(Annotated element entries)
* begin *
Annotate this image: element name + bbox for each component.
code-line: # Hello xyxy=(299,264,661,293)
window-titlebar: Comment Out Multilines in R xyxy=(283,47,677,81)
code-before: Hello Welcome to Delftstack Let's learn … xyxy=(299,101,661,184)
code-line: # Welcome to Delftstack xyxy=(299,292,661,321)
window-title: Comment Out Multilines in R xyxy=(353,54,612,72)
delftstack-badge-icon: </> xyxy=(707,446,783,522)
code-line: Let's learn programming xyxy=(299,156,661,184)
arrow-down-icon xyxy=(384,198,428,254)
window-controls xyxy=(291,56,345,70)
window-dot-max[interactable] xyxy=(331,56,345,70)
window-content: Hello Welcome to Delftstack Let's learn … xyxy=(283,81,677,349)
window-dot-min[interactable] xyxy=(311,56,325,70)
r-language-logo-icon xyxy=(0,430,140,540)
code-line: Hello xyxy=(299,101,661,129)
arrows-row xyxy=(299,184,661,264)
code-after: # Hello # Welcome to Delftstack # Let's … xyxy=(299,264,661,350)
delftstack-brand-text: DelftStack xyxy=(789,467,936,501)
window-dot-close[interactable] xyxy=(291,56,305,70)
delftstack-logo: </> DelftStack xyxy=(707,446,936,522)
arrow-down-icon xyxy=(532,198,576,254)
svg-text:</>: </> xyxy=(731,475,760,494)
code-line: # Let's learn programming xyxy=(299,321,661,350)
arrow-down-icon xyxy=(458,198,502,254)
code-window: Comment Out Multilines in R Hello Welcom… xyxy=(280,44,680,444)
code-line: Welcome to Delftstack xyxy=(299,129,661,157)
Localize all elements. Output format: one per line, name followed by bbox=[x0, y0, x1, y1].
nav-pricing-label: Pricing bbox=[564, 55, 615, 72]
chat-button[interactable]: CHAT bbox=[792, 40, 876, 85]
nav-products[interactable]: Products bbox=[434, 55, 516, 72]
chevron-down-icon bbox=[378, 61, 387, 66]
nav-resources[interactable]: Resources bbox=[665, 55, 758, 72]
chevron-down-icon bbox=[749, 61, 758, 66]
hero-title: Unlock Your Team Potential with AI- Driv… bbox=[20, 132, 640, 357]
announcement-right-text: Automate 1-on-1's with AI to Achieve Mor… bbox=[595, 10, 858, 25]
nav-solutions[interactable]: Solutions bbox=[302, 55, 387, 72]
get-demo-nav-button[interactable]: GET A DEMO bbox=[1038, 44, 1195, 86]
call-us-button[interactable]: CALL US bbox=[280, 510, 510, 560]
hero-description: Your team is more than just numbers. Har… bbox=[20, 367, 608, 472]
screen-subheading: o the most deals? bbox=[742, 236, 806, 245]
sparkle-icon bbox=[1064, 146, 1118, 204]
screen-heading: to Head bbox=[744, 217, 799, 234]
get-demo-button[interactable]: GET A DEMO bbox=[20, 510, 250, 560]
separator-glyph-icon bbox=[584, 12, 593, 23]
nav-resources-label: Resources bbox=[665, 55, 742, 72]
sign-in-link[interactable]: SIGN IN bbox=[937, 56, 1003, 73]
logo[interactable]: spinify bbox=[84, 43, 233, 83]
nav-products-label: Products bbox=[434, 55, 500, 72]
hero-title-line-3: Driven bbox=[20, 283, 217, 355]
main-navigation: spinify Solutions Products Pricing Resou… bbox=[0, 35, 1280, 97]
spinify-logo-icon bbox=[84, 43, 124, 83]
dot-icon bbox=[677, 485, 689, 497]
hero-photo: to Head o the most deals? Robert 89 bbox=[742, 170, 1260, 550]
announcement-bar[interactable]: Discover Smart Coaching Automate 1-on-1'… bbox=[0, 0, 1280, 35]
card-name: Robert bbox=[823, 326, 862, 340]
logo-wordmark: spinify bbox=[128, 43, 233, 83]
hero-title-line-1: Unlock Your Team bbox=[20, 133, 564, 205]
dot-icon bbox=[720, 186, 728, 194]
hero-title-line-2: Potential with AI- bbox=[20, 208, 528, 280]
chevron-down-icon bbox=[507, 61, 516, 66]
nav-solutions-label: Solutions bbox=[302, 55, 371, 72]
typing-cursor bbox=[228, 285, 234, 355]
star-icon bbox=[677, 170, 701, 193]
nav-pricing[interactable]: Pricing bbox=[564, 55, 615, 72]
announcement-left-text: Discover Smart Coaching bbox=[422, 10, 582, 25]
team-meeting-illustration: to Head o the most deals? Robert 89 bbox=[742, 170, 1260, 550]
* end *
Your task ▸ Retype every line above with no changes at all.

Answer to this exercise ▸
Annotate this image: element name + bbox for each component.
code-line: # Hello xyxy=(299,264,661,293)
window-titlebar: Comment Out Multilines in R xyxy=(283,47,677,81)
code-before: Hello Welcome to Delftstack Let's learn … xyxy=(299,101,661,184)
code-line: # Welcome to Delftstack xyxy=(299,292,661,321)
window-title: Comment Out Multilines in R xyxy=(353,54,612,72)
delftstack-badge-icon: </> xyxy=(707,446,783,522)
code-line: Let's learn programming xyxy=(299,156,661,184)
arrow-down-icon xyxy=(384,198,428,254)
window-controls xyxy=(291,56,345,70)
window-dot-max[interactable] xyxy=(331,56,345,70)
window-content: Hello Welcome to Delftstack Let's learn … xyxy=(283,81,677,349)
window-dot-min[interactable] xyxy=(311,56,325,70)
r-language-logo-icon xyxy=(0,430,140,540)
code-line: Hello xyxy=(299,101,661,129)
arrows-row xyxy=(299,184,661,264)
code-after: # Hello # Welcome to Delftstack # Let's … xyxy=(299,264,661,350)
delftstack-brand-text: DelftStack xyxy=(789,467,936,501)
window-dot-close[interactable] xyxy=(291,56,305,70)
delftstack-logo: </> DelftStack xyxy=(707,446,936,522)
arrow-down-icon xyxy=(532,198,576,254)
svg-text:</>: </> xyxy=(731,475,760,494)
code-line: # Let's learn programming xyxy=(299,321,661,350)
arrow-down-icon xyxy=(458,198,502,254)
code-window: Comment Out Multilines in R Hello Welcom… xyxy=(280,44,680,444)
code-line: Welcome to Delftstack xyxy=(299,129,661,157)
Localize all elements. Output format: one per line, name followed by bbox=[x0, y0, x1, y1].
nav-pricing-label: Pricing bbox=[564, 55, 615, 72]
chat-button[interactable]: CHAT bbox=[792, 40, 876, 85]
nav-products[interactable]: Products bbox=[434, 55, 516, 72]
chevron-down-icon bbox=[378, 61, 387, 66]
nav-resources[interactable]: Resources bbox=[665, 55, 758, 72]
chevron-down-icon bbox=[749, 61, 758, 66]
hero-title: Unlock Your Team Potential with AI- Driv… bbox=[20, 132, 640, 357]
announcement-right-text: Automate 1-on-1's with AI to Achieve Mor… bbox=[595, 10, 858, 25]
nav-solutions[interactable]: Solutions bbox=[302, 55, 387, 72]
get-demo-nav-button[interactable]: GET A DEMO bbox=[1038, 44, 1195, 86]
call-us-button[interactable]: CALL US bbox=[280, 510, 510, 560]
hero-description: Your team is more than just numbers. Har… bbox=[20, 367, 608, 472]
screen-subheading: o the most deals? bbox=[742, 236, 806, 245]
sparkle-icon bbox=[1064, 146, 1118, 204]
screen-heading: to Head bbox=[744, 217, 799, 234]
get-demo-button[interactable]: GET A DEMO bbox=[20, 510, 250, 560]
separator-glyph-icon bbox=[584, 12, 593, 23]
nav-resources-label: Resources bbox=[665, 55, 742, 72]
sign-in-link[interactable]: SIGN IN bbox=[937, 56, 1003, 73]
logo[interactable]: spinify bbox=[84, 43, 233, 83]
nav-products-label: Products bbox=[434, 55, 500, 72]
hero-title-line-3: Driven bbox=[20, 283, 217, 355]
main-navigation: spinify Solutions Products Pricing Resou… bbox=[0, 35, 1280, 97]
spinify-logo-icon bbox=[84, 43, 124, 83]
dot-icon bbox=[677, 485, 689, 497]
hero-photo: to Head o the most deals? Robert 89 bbox=[742, 170, 1260, 550]
announcement-bar[interactable]: Discover Smart Coaching Automate 1-on-1'… bbox=[0, 0, 1280, 35]
card-name: Robert bbox=[823, 326, 862, 340]
logo-wordmark: spinify bbox=[128, 43, 233, 83]
hero-title-line-1: Unlock Your Team bbox=[20, 133, 564, 205]
dot-icon bbox=[720, 186, 728, 194]
hero-title-line-2: Potential with AI- bbox=[20, 208, 528, 280]
chevron-down-icon bbox=[507, 61, 516, 66]
nav-solutions-label: Solutions bbox=[302, 55, 371, 72]
typing-cursor bbox=[228, 285, 234, 355]
star-icon bbox=[677, 170, 701, 193]
nav-pricing[interactable]: Pricing bbox=[564, 55, 615, 72]
announcement-left-text: Discover Smart Coaching bbox=[422, 10, 582, 25]
team-meeting-illustration: to Head o the most deals? Robert 89 bbox=[742, 170, 1260, 550]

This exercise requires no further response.